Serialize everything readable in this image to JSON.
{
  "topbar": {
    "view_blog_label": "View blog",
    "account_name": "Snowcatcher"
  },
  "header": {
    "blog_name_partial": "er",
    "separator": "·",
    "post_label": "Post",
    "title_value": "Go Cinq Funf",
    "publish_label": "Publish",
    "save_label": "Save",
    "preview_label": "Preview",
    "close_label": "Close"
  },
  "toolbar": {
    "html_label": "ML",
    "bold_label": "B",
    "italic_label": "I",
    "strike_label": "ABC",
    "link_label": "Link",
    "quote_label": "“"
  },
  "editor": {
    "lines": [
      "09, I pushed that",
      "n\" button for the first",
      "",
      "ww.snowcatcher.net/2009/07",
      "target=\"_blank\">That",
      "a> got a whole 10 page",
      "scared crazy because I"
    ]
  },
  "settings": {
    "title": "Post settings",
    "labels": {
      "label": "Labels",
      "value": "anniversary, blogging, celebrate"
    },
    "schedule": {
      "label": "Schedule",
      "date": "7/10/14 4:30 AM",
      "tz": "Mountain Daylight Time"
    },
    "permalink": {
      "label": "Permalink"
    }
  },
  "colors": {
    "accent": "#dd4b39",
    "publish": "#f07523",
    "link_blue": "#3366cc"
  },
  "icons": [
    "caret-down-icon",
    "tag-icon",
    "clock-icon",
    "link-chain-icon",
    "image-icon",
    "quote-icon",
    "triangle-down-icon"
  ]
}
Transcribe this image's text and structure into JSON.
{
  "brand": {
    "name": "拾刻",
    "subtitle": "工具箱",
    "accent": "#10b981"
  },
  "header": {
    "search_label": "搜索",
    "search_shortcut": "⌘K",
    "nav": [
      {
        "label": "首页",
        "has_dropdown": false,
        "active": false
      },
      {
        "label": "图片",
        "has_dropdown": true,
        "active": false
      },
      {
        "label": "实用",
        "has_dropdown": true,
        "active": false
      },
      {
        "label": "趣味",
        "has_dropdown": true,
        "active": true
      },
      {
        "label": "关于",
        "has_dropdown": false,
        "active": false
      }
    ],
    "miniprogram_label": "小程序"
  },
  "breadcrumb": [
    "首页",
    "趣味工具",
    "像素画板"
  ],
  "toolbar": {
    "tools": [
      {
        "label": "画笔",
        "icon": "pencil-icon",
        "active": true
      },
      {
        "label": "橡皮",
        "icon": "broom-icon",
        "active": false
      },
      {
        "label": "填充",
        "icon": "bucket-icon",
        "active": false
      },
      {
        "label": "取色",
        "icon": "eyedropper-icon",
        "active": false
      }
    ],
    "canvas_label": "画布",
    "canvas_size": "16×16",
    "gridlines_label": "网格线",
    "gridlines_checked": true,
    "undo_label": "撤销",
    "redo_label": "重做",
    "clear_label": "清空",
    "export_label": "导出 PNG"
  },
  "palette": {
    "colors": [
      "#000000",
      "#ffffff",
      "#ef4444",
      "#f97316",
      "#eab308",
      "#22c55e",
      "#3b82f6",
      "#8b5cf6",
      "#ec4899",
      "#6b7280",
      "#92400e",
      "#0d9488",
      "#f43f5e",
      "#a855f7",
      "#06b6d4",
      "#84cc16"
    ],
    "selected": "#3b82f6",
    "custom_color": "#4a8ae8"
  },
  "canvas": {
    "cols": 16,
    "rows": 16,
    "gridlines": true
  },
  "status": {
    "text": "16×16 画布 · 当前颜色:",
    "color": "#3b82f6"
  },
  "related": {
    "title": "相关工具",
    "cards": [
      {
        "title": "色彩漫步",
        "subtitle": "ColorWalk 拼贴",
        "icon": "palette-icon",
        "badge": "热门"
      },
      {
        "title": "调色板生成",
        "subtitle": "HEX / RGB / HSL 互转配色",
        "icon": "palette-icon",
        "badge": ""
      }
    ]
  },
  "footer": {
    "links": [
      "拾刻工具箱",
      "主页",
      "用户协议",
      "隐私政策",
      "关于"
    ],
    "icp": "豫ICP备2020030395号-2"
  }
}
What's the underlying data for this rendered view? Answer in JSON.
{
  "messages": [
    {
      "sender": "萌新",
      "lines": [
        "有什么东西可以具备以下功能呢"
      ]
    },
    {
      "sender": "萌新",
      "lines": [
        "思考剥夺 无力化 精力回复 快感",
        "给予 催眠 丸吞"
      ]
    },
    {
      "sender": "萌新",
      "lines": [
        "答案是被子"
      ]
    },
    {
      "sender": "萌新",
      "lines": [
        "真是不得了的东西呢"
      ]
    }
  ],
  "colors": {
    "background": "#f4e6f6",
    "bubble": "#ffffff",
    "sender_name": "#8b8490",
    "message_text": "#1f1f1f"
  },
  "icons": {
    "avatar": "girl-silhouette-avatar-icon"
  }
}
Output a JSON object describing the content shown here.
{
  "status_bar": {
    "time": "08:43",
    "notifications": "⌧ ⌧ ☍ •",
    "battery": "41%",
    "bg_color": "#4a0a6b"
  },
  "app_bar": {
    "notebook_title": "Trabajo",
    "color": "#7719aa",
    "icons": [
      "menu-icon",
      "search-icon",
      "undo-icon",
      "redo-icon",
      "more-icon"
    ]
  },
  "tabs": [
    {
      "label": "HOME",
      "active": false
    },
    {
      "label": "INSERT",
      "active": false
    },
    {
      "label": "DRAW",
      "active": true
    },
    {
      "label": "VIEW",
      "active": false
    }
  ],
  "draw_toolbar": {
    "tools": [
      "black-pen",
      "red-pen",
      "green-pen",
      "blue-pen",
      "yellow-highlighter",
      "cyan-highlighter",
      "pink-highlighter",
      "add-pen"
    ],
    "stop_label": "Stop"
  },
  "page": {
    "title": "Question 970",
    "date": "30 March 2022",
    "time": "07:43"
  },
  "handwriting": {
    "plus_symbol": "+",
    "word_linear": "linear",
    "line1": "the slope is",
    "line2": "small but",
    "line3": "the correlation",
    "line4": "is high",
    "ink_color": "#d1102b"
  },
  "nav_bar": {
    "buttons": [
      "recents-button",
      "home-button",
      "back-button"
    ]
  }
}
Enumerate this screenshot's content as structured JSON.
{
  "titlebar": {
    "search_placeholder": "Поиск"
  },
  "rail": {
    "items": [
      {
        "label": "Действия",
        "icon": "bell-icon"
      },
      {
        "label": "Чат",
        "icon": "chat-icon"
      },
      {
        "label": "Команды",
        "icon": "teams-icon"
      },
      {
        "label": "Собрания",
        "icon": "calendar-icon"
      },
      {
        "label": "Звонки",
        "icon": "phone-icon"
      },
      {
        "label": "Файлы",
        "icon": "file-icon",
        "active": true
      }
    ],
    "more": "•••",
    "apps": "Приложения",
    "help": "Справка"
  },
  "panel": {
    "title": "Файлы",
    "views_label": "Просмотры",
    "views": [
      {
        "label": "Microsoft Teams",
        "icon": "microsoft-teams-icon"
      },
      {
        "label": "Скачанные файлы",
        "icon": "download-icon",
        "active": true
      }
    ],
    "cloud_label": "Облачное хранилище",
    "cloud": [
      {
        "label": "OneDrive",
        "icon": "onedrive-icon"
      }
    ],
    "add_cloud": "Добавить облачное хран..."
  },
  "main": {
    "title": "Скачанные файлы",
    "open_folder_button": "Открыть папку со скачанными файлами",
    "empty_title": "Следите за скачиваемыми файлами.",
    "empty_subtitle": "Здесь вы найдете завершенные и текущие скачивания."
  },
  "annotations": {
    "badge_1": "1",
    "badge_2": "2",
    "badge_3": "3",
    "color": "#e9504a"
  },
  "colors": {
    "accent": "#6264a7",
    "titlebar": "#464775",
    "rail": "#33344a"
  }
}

----

(Directions for this task) Count how many lines of the material hold the string "JSON". Give the number and nothing more.

(Problem solution) 5